#### Dataset ####
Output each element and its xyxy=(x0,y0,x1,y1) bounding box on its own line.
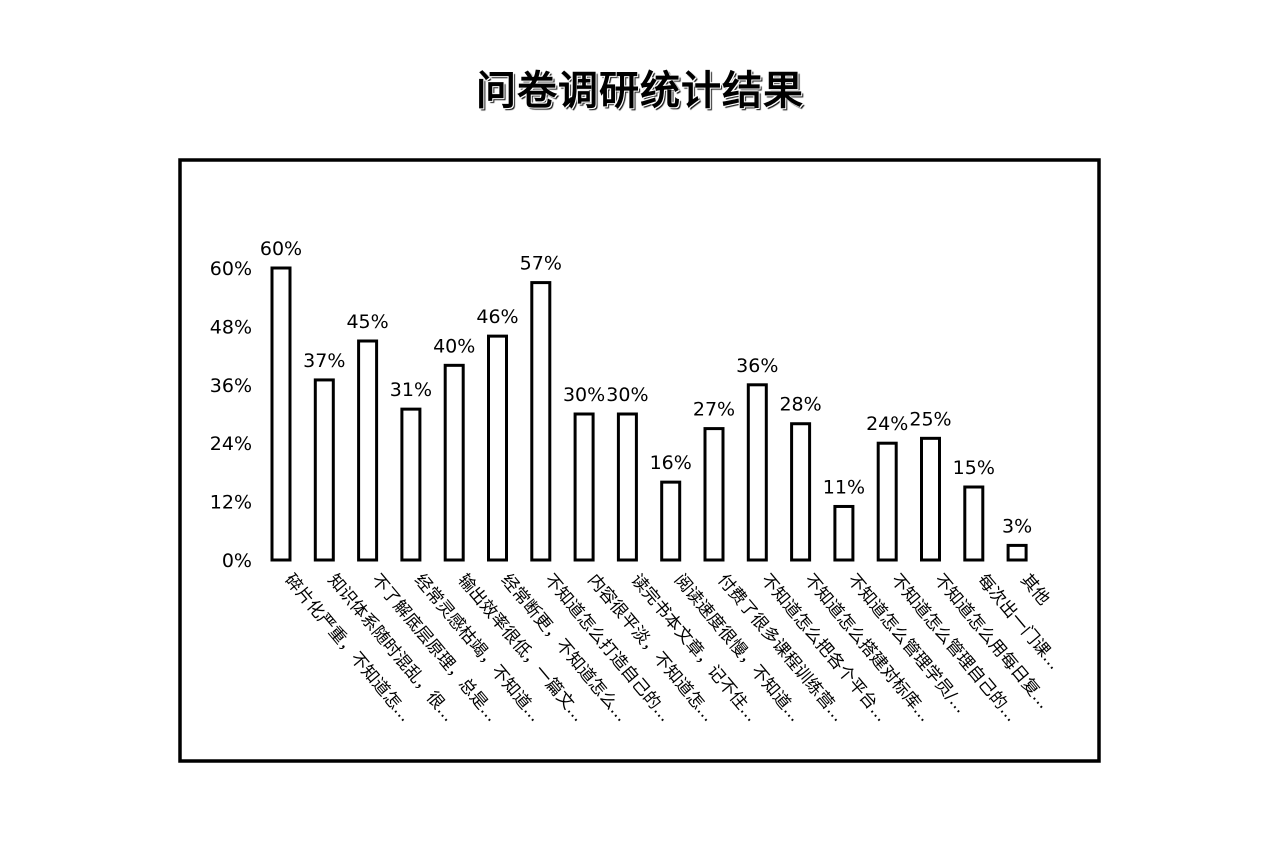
data-label: 15% xyxy=(953,457,995,479)
data-label: 46% xyxy=(476,306,518,328)
bar xyxy=(443,363,465,562)
data-label: 16% xyxy=(650,452,692,474)
bar xyxy=(313,378,335,562)
data-label: 36% xyxy=(736,355,778,377)
data-label: 31% xyxy=(390,379,432,401)
data-label: 40% xyxy=(433,335,475,357)
bar xyxy=(573,412,595,562)
y-tick-label: 0% xyxy=(222,550,252,572)
data-label: 25% xyxy=(909,408,951,430)
data-label: 37% xyxy=(303,350,345,372)
y-tick-label: 24% xyxy=(210,433,252,455)
bar xyxy=(400,407,422,562)
data-label: 30% xyxy=(563,384,605,406)
data-label: 30% xyxy=(606,384,648,406)
data-label: 11% xyxy=(823,476,865,498)
bar xyxy=(833,504,855,562)
bar xyxy=(270,266,292,562)
y-tick-label: 60% xyxy=(210,258,252,280)
data-label: 60% xyxy=(260,238,302,260)
bars xyxy=(270,266,1028,562)
bar xyxy=(1006,543,1028,562)
bar xyxy=(616,412,638,562)
y-axis: 0% 12% 24% 36% 48% 60% xyxy=(210,258,252,572)
bar xyxy=(746,383,768,562)
bar xyxy=(876,441,898,562)
y-tick-label: 48% xyxy=(210,316,252,338)
data-label: 57% xyxy=(520,253,562,275)
bar xyxy=(703,427,725,562)
data-labels: 60% 37%45% 31%40%46% 57% 30% 30% 16% 27%36%28% 1… xyxy=(260,238,1032,537)
y-tick-label: 36% xyxy=(210,375,252,397)
data-label: 27% xyxy=(693,399,735,421)
data-label: 45% xyxy=(346,311,388,333)
bar xyxy=(660,480,682,562)
bar xyxy=(920,436,941,562)
bar xyxy=(530,281,552,562)
bar xyxy=(357,339,379,562)
bar xyxy=(790,422,812,562)
chart-title: 问卷调研统计结果 xyxy=(476,68,804,114)
data-label: 24% xyxy=(866,413,908,435)
bar xyxy=(487,334,508,562)
data-label: 28% xyxy=(779,394,821,416)
y-tick-label: 12% xyxy=(210,492,252,514)
data-label: 3% xyxy=(1002,515,1032,537)
bar xyxy=(963,485,985,562)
####
* Brief
List as a JSON array of strings the lines in the rows above, from the line containing "data-label: 15% xyxy=(953,457,995,479)" through the line containing "data-label: 37% xyxy=(303,350,345,372)", both included, one string per line and no blank lines.

* Written answer
[
  "data-label: 15% xyxy=(953,457,995,479)",
  "data-label: 46% xyxy=(476,306,518,328)",
  "bar xyxy=(443,363,465,562)",
  "data-label: 16% xyxy=(650,452,692,474)",
  "bar xyxy=(313,378,335,562)",
  "data-label: 36% xyxy=(736,355,778,377)",
  "data-label: 31% xyxy=(390,379,432,401)",
  "data-label: 40% xyxy=(433,335,475,357)",
  "bar xyxy=(573,412,595,562)",
  "y-tick-label: 0% xyxy=(222,550,252,572)",
  "data-label: 25% xyxy=(909,408,951,430)",
  "data-label: 37% xyxy=(303,350,345,372)"
]